╭─ Supplied information
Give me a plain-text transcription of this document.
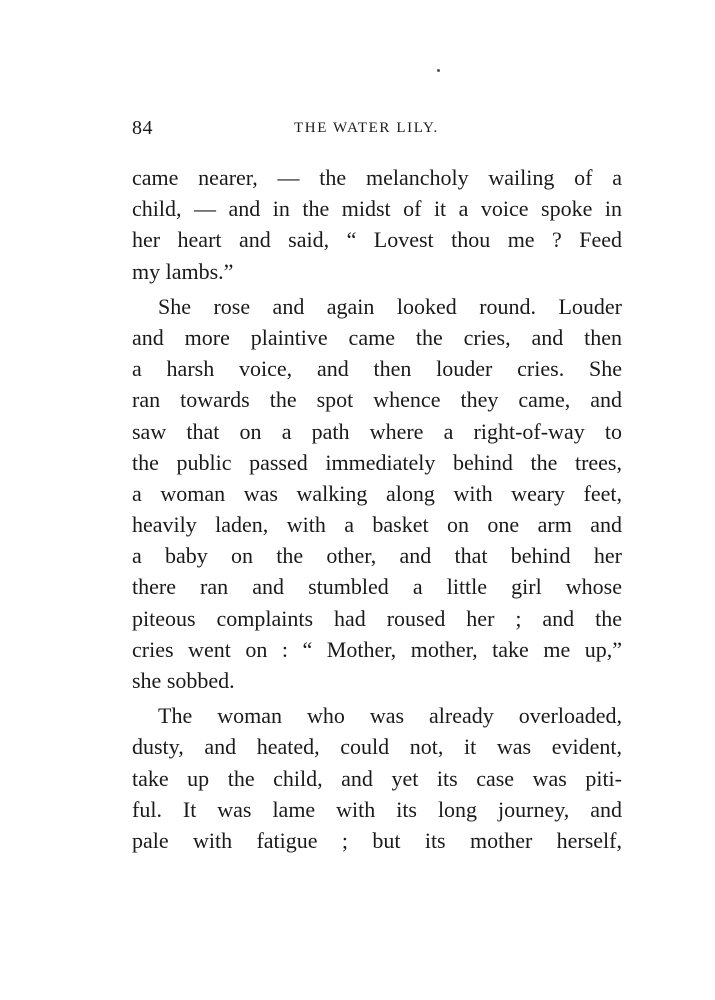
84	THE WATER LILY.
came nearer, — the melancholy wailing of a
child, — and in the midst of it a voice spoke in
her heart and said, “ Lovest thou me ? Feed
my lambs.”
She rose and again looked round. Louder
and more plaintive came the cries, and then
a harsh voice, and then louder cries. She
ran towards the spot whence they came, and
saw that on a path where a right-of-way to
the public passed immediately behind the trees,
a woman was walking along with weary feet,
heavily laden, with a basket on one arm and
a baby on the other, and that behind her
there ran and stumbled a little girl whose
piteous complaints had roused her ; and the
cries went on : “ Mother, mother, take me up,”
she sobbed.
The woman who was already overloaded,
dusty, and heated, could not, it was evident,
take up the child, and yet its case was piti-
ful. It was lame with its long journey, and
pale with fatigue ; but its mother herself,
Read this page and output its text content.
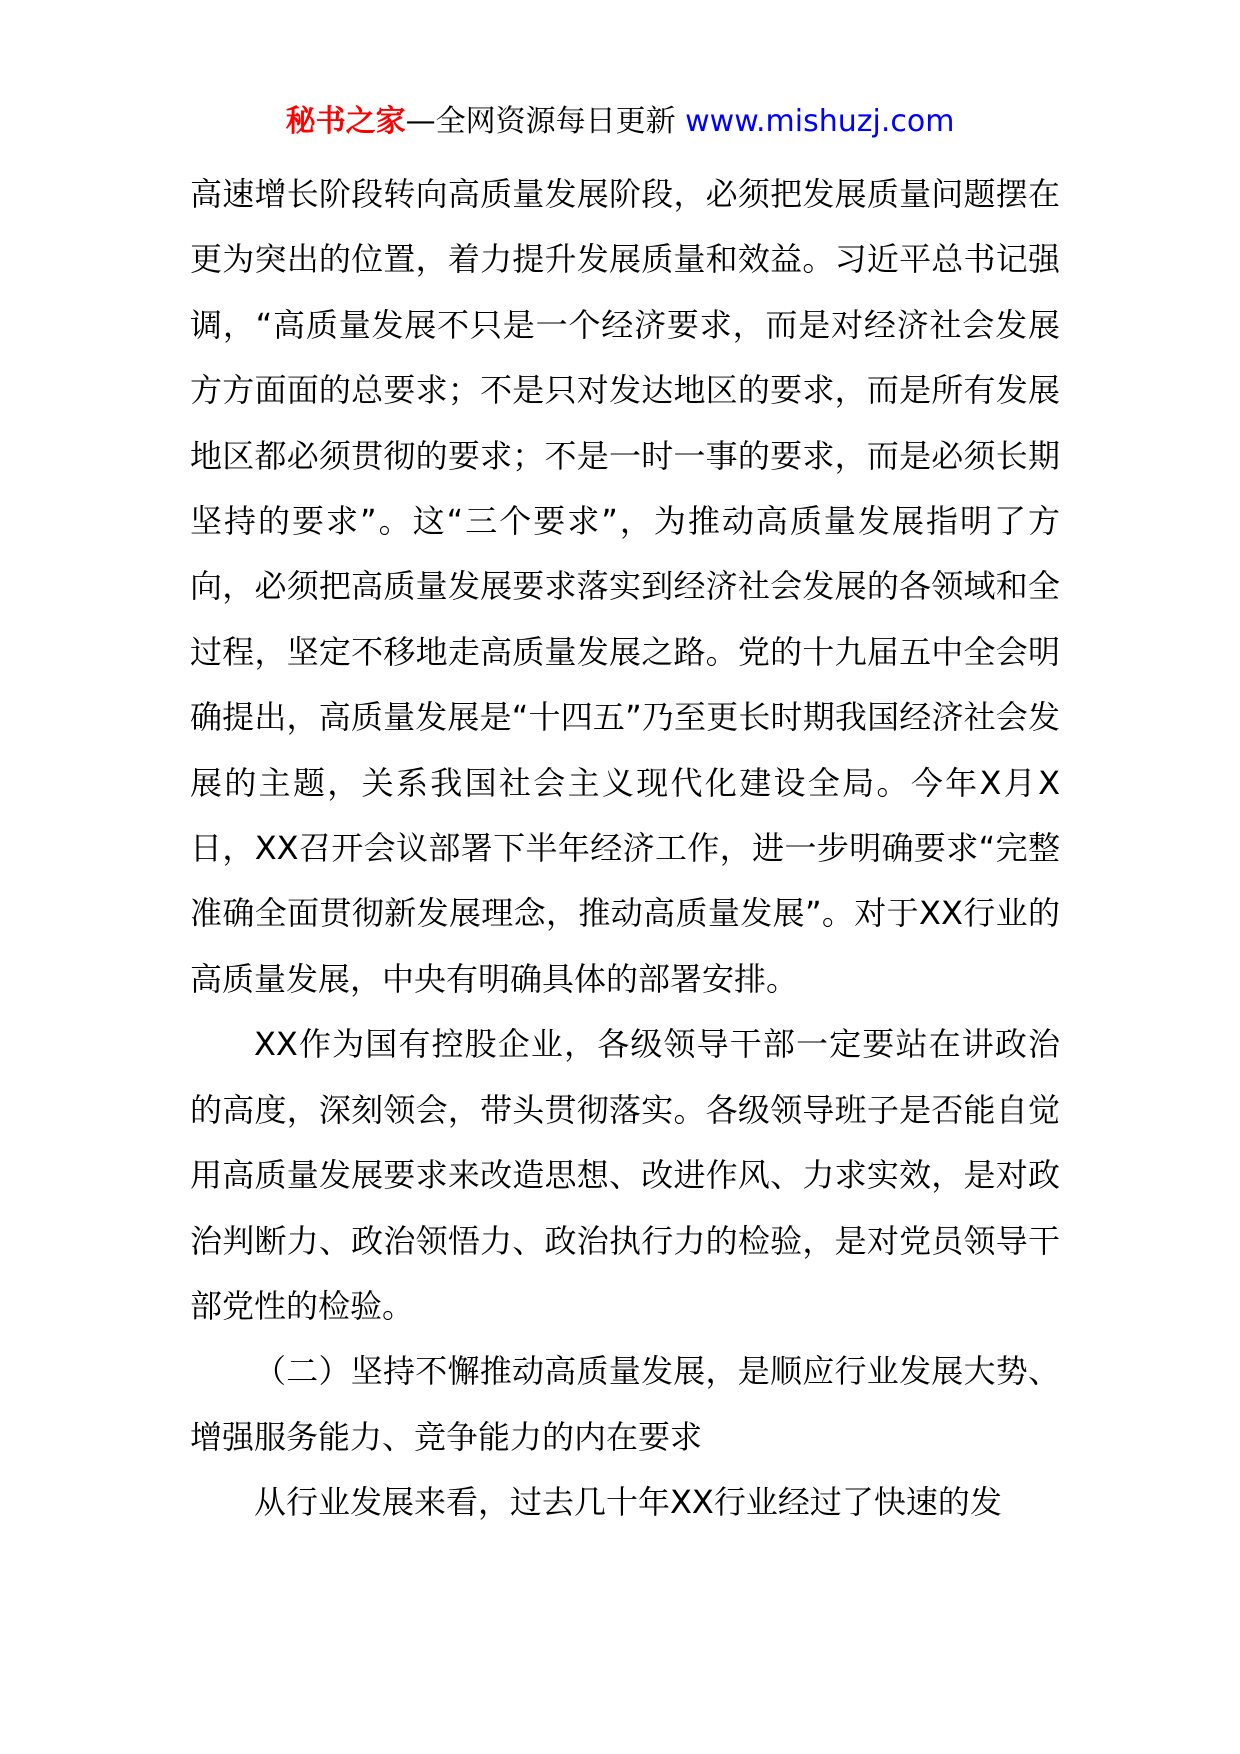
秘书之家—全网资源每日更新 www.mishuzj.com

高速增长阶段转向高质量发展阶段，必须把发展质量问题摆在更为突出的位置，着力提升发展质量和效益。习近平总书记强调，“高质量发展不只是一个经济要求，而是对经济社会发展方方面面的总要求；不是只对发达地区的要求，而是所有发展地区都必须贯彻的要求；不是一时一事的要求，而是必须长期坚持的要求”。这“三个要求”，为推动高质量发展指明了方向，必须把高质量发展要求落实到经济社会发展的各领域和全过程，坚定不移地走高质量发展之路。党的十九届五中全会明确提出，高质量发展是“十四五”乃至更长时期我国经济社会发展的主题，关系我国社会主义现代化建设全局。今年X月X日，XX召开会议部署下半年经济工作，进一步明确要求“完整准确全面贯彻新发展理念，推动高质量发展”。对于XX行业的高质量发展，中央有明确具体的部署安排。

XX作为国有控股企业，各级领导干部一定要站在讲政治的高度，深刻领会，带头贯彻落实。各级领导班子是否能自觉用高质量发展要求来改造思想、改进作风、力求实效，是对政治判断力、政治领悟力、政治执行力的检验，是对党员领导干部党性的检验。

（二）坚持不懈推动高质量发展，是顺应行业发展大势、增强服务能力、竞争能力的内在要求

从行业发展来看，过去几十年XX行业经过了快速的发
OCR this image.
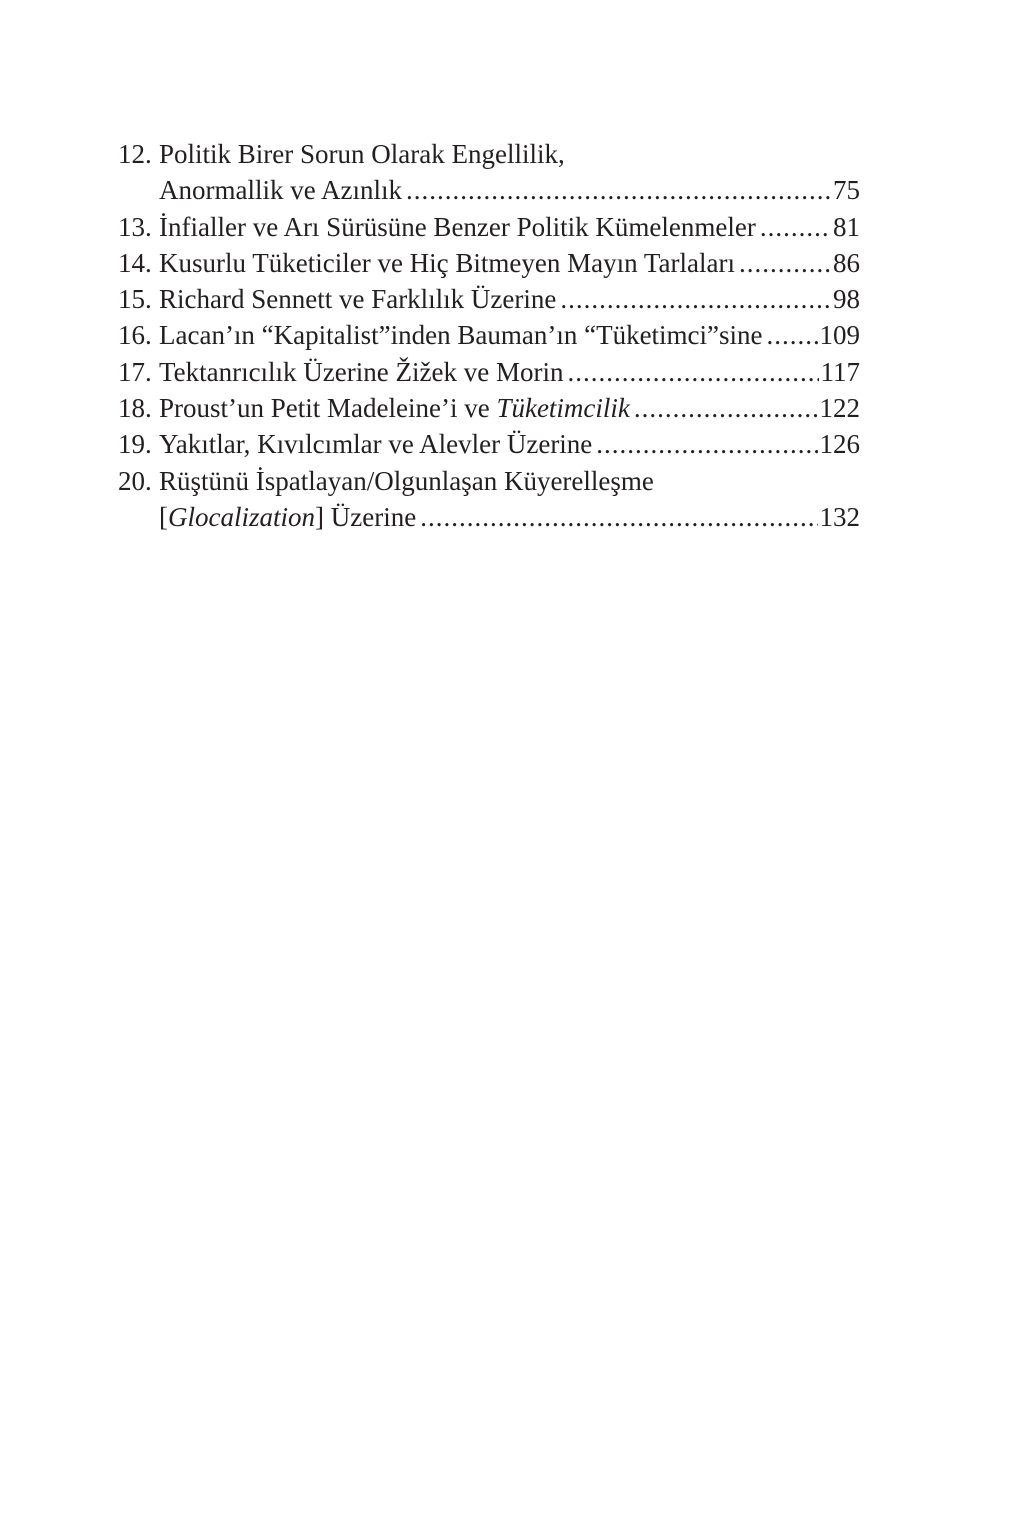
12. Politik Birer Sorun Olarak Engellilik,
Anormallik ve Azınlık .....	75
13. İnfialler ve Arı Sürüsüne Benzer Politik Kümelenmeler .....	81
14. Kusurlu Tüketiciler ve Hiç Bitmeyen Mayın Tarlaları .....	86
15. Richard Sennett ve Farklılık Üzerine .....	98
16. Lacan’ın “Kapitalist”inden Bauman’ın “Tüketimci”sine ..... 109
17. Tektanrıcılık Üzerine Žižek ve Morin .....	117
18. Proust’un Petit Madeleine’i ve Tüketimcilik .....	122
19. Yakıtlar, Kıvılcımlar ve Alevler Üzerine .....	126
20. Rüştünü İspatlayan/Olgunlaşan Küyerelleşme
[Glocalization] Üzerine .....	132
╰─
### Set exercise
Make an exact copy of the data above, pictures excluded.

### Response to this exercise
Give me a plain-text transcription of this document.
84	THE WATER LILY.
came nearer, — the melancholy wailing of a
child, — and in the midst of it a voice spoke in
her heart and said, “ Lovest thou me ? Feed
my lambs.”
She rose and again looked round. Louder
and more plaintive came the cries, and then
a harsh voice, and then louder cries. She
ran towards the spot whence they came, and
saw that on a path where a right-of-way to
the public passed immediately behind the trees,
a woman was walking along with weary feet,
heavily laden, with a basket on one arm and
a baby on the other, and that behind her
there ran and stumbled a little girl whose
piteous complaints had roused her ; and the
cries went on : “ Mother, mother, take me up,”
she sobbed.
The woman who was already overloaded,
dusty, and heated, could not, it was evident,
take up the child, and yet its case was piti-
ful. It was lame with its long journey, and
pale with fatigue ; but its mother herself,
Read this page and output its text content.
秘书之家—全网资源每日更新 www.mishuzj.com

高速增长阶段转向高质量发展阶段，必须把发展质量问题摆在更为突出的位置，着力提升发展质量和效益。习近平总书记强调，“高质量发展不只是一个经济要求，而是对经济社会发展方方面面的总要求；不是只对发达地区的要求，而是所有发展地区都必须贯彻的要求；不是一时一事的要求，而是必须长期坚持的要求”。这“三个要求”，为推动高质量发展指明了方向，必须把高质量发展要求落实到经济社会发展的各领域和全过程，坚定不移地走高质量发展之路。党的十九届五中全会明确提出，高质量发展是“十四五”乃至更长时期我国经济社会发展的主题，关系我国社会主义现代化建设全局。今年X月X日，XX召开会议部署下半年经济工作，进一步明确要求“完整准确全面贯彻新发展理念，推动高质量发展”。对于XX行业的高质量发展，中央有明确具体的部署安排。

XX作为国有控股企业，各级领导干部一定要站在讲政治的高度，深刻领会，带头贯彻落实。各级领导班子是否能自觉用高质量发展要求来改造思想、改进作风、力求实效，是对政治判断力、政治领悟力、政治执行力的检验，是对党员领导干部党性的检验。

（二）坚持不懈推动高质量发展，是顺应行业发展大势、增强服务能力、竞争能力的内在要求

从行业发展来看，过去几十年XX行业经过了快速的发
OCR this image.
12. Politik Birer Sorun Olarak Engellilik,
Anormallik ve Azınlık .....	75
13. İnfialler ve Arı Sürüsüne Benzer Politik Kümelenmeler .....	81
14. Kusurlu Tüketiciler ve Hiç Bitmeyen Mayın Tarlaları .....	86
15. Richard Sennett ve Farklılık Üzerine .....	98
16. Lacan’ın “Kapitalist”inden Bauman’ın “Tüketimci”sine ..... 109
17. Tektanrıcılık Üzerine Žižek ve Morin .....	117
18. Proust’un Petit Madeleine’i ve Tüketimcilik .....	122
19. Yakıtlar, Kıvılcımlar ve Alevler Üzerine .....	126
20. Rüştünü İspatlayan/Olgunlaşan Küyerelleşme
[Glocalization] Üzerine .....	132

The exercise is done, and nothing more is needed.